* **TASK INSTRUCTIONS**
Return the listing below in full, with every line exactly as it is.

ITEMS start

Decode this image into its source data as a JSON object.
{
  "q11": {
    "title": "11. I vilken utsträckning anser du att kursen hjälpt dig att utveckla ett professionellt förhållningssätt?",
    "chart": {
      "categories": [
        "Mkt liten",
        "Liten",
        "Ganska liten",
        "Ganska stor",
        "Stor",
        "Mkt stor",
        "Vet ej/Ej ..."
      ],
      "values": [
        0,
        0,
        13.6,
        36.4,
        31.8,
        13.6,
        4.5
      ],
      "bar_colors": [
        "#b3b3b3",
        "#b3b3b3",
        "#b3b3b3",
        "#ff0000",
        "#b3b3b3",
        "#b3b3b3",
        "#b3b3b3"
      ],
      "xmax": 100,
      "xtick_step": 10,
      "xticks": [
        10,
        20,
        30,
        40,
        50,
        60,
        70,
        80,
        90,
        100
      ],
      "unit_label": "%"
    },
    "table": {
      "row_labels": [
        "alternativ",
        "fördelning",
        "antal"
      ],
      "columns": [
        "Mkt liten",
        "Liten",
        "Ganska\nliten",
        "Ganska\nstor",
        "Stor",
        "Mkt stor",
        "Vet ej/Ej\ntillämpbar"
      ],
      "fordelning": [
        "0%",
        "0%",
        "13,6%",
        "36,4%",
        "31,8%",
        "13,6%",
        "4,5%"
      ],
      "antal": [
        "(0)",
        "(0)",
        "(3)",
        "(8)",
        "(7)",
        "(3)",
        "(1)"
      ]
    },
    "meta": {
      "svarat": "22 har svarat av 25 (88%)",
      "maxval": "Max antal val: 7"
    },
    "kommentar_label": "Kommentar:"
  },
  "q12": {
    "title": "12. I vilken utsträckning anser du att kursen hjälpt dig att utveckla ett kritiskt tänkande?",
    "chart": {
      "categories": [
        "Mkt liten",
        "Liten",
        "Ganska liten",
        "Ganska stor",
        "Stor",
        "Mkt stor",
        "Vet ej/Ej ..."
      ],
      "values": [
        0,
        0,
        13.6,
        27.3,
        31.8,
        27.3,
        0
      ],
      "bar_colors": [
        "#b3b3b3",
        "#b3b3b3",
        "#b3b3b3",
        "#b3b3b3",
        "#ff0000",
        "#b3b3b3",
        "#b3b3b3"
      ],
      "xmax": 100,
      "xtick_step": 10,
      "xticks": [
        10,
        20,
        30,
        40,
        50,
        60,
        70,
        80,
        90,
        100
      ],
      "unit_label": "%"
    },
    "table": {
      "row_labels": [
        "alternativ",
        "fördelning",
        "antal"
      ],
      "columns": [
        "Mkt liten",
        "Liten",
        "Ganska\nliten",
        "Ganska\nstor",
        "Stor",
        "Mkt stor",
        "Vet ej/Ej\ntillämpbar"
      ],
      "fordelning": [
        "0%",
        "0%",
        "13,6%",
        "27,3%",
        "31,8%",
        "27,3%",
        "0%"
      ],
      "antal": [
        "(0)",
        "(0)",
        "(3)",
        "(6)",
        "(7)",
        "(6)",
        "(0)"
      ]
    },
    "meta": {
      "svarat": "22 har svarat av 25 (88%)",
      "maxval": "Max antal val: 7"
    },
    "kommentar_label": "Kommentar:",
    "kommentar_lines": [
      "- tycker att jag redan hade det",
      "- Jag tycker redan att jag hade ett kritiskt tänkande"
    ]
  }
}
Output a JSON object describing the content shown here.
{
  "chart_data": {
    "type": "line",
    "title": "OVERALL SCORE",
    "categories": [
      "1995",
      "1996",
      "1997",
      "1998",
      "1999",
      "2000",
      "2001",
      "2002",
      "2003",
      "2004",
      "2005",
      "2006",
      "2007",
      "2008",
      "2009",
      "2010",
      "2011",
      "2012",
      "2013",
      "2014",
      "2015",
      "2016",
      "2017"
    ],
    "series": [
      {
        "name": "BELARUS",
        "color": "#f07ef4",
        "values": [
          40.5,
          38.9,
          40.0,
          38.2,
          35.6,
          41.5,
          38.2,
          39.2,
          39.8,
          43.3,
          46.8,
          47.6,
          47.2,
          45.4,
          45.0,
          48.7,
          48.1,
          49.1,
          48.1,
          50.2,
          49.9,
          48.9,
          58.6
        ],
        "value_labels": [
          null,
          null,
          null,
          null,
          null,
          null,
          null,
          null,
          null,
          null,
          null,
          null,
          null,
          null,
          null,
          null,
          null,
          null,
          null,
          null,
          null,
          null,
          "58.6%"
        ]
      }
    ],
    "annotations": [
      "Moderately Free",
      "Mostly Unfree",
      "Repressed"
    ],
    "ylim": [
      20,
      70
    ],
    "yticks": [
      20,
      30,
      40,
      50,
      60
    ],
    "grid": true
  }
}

ITEMS end

* **SOLUTION FOR THIS PROBLEM**
Decode this image into its source data as a JSON object.
{
  "q11": {
    "title": "11. I vilken utsträckning anser du att kursen hjälpt dig att utveckla ett professionellt förhållningssätt?",
    "chart": {
      "categories": [
        "Mkt liten",
        "Liten",
        "Ganska liten",
        "Ganska stor",
        "Stor",
        "Mkt stor",
        "Vet ej/Ej ..."
      ],
      "values": [
        0,
        0,
        13.6,
        36.4,
        31.8,
        13.6,
        4.5
      ],
      "bar_colors": [
        "#b3b3b3",
        "#b3b3b3",
        "#b3b3b3",
        "#ff0000",
        "#b3b3b3",
        "#b3b3b3",
        "#b3b3b3"
      ],
      "xmax": 100,
      "xtick_step": 10,
      "xticks": [
        10,
        20,
        30,
        40,
        50,
        60,
        70,
        80,
        90,
        100
      ],
      "unit_label": "%"
    },
    "table": {
      "row_labels": [
        "alternativ",
        "fördelning",
        "antal"
      ],
      "columns": [
        "Mkt liten",
        "Liten",
        "Ganska\nliten",
        "Ganska\nstor",
        "Stor",
        "Mkt stor",
        "Vet ej/Ej\ntillämpbar"
      ],
      "fordelning": [
        "0%",
        "0%",
        "13,6%",
        "36,4%",
        "31,8%",
        "13,6%",
        "4,5%"
      ],
      "antal": [
        "(0)",
        "(0)",
        "(3)",
        "(8)",
        "(7)",
        "(3)",
        "(1)"
      ]
    },
    "meta": {
      "svarat": "22 har svarat av 25 (88%)",
      "maxval": "Max antal val: 7"
    },
    "kommentar_label": "Kommentar:"
  },
  "q12": {
    "title": "12. I vilken utsträckning anser du att kursen hjälpt dig att utveckla ett kritiskt tänkande?",
    "chart": {
      "categories": [
        "Mkt liten",
        "Liten",
        "Ganska liten",
        "Ganska stor",
        "Stor",
        "Mkt stor",
        "Vet ej/Ej ..."
      ],
      "values": [
        0,
        0,
        13.6,
        27.3,
        31.8,
        27.3,
        0
      ],
      "bar_colors": [
        "#b3b3b3",
        "#b3b3b3",
        "#b3b3b3",
        "#b3b3b3",
        "#ff0000",
        "#b3b3b3",
        "#b3b3b3"
      ],
      "xmax": 100,
      "xtick_step": 10,
      "xticks": [
        10,
        20,
        30,
        40,
        50,
        60,
        70,
        80,
        90,
        100
      ],
      "unit_label": "%"
    },
    "table": {
      "row_labels": [
        "alternativ",
        "fördelning",
        "antal"
      ],
      "columns": [
        "Mkt liten",
        "Liten",
        "Ganska\nliten",
        "Ganska\nstor",
        "Stor",
        "Mkt stor",
        "Vet ej/Ej\ntillämpbar"
      ],
      "fordelning": [
        "0%",
        "0%",
        "13,6%",
        "27,3%",
        "31,8%",
        "27,3%",
        "0%"
      ],
      "antal": [
        "(0)",
        "(0)",
        "(3)",
        "(6)",
        "(7)",
        "(6)",
        "(0)"
      ]
    },
    "meta": {
      "svarat": "22 har svarat av 25 (88%)",
      "maxval": "Max antal val: 7"
    },
    "kommentar_label": "Kommentar:",
    "kommentar_lines": [
      "- tycker att jag redan hade det",
      "- Jag tycker redan att jag hade ett kritiskt tänkande"
    ]
  }
}
Output a JSON object describing the content shown here.
{
  "chart_data": {
    "type": "line",
    "title": "OVERALL SCORE",
    "categories": [
      "1995",
      "1996",
      "1997",
      "1998",
      "1999",
      "2000",
      "2001",
      "2002",
      "2003",
      "2004",
      "2005",
      "2006",
      "2007",
      "2008",
      "2009",
      "2010",
      "2011",
      "2012",
      "2013",
      "2014",
      "2015",
      "2016",
      "2017"
    ],
    "series": [
      {
        "name": "BELARUS",
        "color": "#f07ef4",
        "values": [
          40.5,
          38.9,
          40.0,
          38.2,
          35.6,
          41.5,
          38.2,
          39.2,
          39.8,
          43.3,
          46.8,
          47.6,
          47.2,
          45.4,
          45.0,
          48.7,
          48.1,
          49.1,
          48.1,
          50.2,
          49.9,
          48.9,
          58.6
        ],
        "value_labels": [
          null,
          null,
          null,
          null,
          null,
          null,
          null,
          null,
          null,
          null,
          null,
          null,
          null,
          null,
          null,
          null,
          null,
          null,
          null,
          null,
          null,
          null,
          "58.6%"
        ]
      }
    ],
    "annotations": [
      "Moderately Free",
      "Mostly Unfree",
      "Repressed"
    ],
    "ylim": [
      20,
      70
    ],
    "yticks": [
      20,
      30,
      40,
      50,
      60
    ],
    "grid": true
  }
}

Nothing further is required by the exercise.